> [What to work on]
Print out each record below, unaltered and complete, without its images.

> [Data shown]
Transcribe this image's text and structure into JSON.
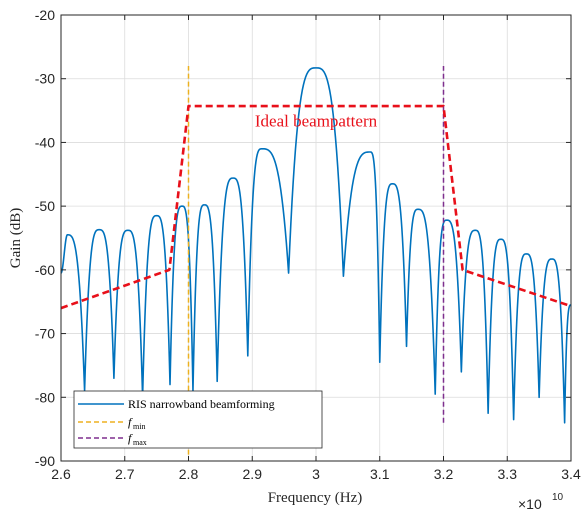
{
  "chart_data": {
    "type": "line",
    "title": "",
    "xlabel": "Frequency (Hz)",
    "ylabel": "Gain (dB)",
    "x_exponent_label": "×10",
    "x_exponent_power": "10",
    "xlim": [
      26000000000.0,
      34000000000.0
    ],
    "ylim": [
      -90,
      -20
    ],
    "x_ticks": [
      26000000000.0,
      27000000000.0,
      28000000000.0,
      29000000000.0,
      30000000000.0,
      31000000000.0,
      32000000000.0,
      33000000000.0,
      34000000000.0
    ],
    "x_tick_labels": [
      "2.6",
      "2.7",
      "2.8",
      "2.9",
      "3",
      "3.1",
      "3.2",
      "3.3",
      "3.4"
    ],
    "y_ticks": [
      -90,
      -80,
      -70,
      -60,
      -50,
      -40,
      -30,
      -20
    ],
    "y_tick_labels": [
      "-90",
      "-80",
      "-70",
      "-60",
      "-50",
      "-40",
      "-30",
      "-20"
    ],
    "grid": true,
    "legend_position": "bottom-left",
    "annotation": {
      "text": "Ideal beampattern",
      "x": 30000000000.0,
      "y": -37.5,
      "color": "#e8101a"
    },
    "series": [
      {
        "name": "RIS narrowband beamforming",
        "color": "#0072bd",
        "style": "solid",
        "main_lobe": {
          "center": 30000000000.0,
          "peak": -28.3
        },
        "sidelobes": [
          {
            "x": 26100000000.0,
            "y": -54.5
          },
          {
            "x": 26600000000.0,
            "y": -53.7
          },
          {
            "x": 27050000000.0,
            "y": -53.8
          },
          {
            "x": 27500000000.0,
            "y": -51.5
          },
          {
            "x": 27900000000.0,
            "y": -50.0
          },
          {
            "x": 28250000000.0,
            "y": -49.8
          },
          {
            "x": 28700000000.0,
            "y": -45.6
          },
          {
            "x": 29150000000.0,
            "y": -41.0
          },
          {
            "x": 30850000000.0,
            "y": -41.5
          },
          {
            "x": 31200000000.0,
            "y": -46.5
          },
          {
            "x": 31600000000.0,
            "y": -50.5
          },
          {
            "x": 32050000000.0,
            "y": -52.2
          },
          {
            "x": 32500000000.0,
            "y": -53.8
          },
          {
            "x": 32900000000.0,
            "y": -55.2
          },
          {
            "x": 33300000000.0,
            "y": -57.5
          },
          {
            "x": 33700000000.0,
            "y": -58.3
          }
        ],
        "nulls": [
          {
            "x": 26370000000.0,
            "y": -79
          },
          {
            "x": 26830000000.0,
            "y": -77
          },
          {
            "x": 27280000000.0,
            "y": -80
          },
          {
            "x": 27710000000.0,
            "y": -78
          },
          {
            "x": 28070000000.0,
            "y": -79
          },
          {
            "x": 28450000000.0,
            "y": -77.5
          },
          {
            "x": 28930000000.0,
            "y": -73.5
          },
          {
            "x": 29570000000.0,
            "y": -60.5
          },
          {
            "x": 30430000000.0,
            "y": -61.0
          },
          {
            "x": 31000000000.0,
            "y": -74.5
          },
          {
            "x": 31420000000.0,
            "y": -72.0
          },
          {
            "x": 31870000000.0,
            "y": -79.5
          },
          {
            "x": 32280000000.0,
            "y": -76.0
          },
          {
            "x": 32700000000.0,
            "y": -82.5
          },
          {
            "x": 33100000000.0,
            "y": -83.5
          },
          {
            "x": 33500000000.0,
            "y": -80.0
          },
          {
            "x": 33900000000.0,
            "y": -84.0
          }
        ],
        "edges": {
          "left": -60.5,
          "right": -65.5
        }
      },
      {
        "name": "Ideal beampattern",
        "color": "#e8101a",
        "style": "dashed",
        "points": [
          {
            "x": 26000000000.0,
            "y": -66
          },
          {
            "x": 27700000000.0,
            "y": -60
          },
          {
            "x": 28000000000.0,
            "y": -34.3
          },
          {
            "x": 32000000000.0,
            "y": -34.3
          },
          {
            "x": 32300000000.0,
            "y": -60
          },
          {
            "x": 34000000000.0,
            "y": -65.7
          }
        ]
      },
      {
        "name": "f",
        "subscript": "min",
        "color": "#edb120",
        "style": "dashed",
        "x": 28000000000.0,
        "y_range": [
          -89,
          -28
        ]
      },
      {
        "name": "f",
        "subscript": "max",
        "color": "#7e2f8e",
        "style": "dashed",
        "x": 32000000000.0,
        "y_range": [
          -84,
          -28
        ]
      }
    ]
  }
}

> [Task response]
Transcribe this image's text and structure into JSON.
{
  "chart_data": {
    "type": "line",
    "title": "",
    "xlabel": "Frequency (Hz)",
    "ylabel": "Gain (dB)",
    "x_exponent_label": "×10",
    "x_exponent_power": "10",
    "xlim": [
      26000000000.0,
      34000000000.0
    ],
    "ylim": [
      -90,
      -20
    ],
    "x_ticks": [
      26000000000.0,
      27000000000.0,
      28000000000.0,
      29000000000.0,
      30000000000.0,
      31000000000.0,
      32000000000.0,
      33000000000.0,
      34000000000.0
    ],
    "x_tick_labels": [
      "2.6",
      "2.7",
      "2.8",
      "2.9",
      "3",
      "3.1",
      "3.2",
      "3.3",
      "3.4"
    ],
    "y_ticks": [
      -90,
      -80,
      -70,
      -60,
      -50,
      -40,
      -30,
      -20
    ],
    "y_tick_labels": [
      "-90",
      "-80",
      "-70",
      "-60",
      "-50",
      "-40",
      "-30",
      "-20"
    ],
    "grid": true,
    "legend_position": "bottom-left",
    "annotation": {
      "text": "Ideal beampattern",
      "x": 30000000000.0,
      "y": -37.5,
      "color": "#e8101a"
    },
    "series": [
      {
        "name": "RIS narrowband beamforming",
        "color": "#0072bd",
        "style": "solid",
        "main_lobe": {
          "center": 30000000000.0,
          "peak": -28.3
        },
        "sidelobes": [
          {
            "x": 26100000000.0,
            "y": -54.5
          },
          {
            "x": 26600000000.0,
            "y": -53.7
          },
          {
            "x": 27050000000.0,
            "y": -53.8
          },
          {
            "x": 27500000000.0,
            "y": -51.5
          },
          {
            "x": 27900000000.0,
            "y": -50.0
          },
          {
            "x": 28250000000.0,
            "y": -49.8
          },
          {
            "x": 28700000000.0,
            "y": -45.6
          },
          {
            "x": 29150000000.0,
            "y": -41.0
          },
          {
            "x": 30850000000.0,
            "y": -41.5
          },
          {
            "x": 31200000000.0,
            "y": -46.5
          },
          {
            "x": 31600000000.0,
            "y": -50.5
          },
          {
            "x": 32050000000.0,
            "y": -52.2
          },
          {
            "x": 32500000000.0,
            "y": -53.8
          },
          {
            "x": 32900000000.0,
            "y": -55.2
          },
          {
            "x": 33300000000.0,
            "y": -57.5
          },
          {
            "x": 33700000000.0,
            "y": -58.3
          }
        ],
        "nulls": [
          {
            "x": 26370000000.0,
            "y": -79
          },
          {
            "x": 26830000000.0,
            "y": -77
          },
          {
            "x": 27280000000.0,
            "y": -80
          },
          {
            "x": 27710000000.0,
            "y": -78
          },
          {
            "x": 28070000000.0,
            "y": -79
          },
          {
            "x": 28450000000.0,
            "y": -77.5
          },
          {
            "x": 28930000000.0,
            "y": -73.5
          },
          {
            "x": 29570000000.0,
            "y": -60.5
          },
          {
            "x": 30430000000.0,
            "y": -61.0
          },
          {
            "x": 31000000000.0,
            "y": -74.5
          },
          {
            "x": 31420000000.0,
            "y": -72.0
          },
          {
            "x": 31870000000.0,
            "y": -79.5
          },
          {
            "x": 32280000000.0,
            "y": -76.0
          },
          {
            "x": 32700000000.0,
            "y": -82.5
          },
          {
            "x": 33100000000.0,
            "y": -83.5
          },
          {
            "x": 33500000000.0,
            "y": -80.0
          },
          {
            "x": 33900000000.0,
            "y": -84.0
          }
        ],
        "edges": {
          "left": -60.5,
          "right": -65.5
        }
      },
      {
        "name": "Ideal beampattern",
        "color": "#e8101a",
        "style": "dashed",
        "points": [
          {
            "x": 26000000000.0,
            "y": -66
          },
          {
            "x": 27700000000.0,
            "y": -60
          },
          {
            "x": 28000000000.0,
            "y": -34.3
          },
          {
            "x": 32000000000.0,
            "y": -34.3
          },
          {
            "x": 32300000000.0,
            "y": -60
          },
          {
            "x": 34000000000.0,
            "y": -65.7
          }
        ]
      },
      {
        "name": "f",
        "subscript": "min",
        "color": "#edb120",
        "style": "dashed",
        "x": 28000000000.0,
        "y_range": [
          -89,
          -28
        ]
      },
      {
        "name": "f",
        "subscript": "max",
        "color": "#7e2f8e",
        "style": "dashed",
        "x": 32000000000.0,
        "y_range": [
          -84,
          -28
        ]
      }
    ]
  }
}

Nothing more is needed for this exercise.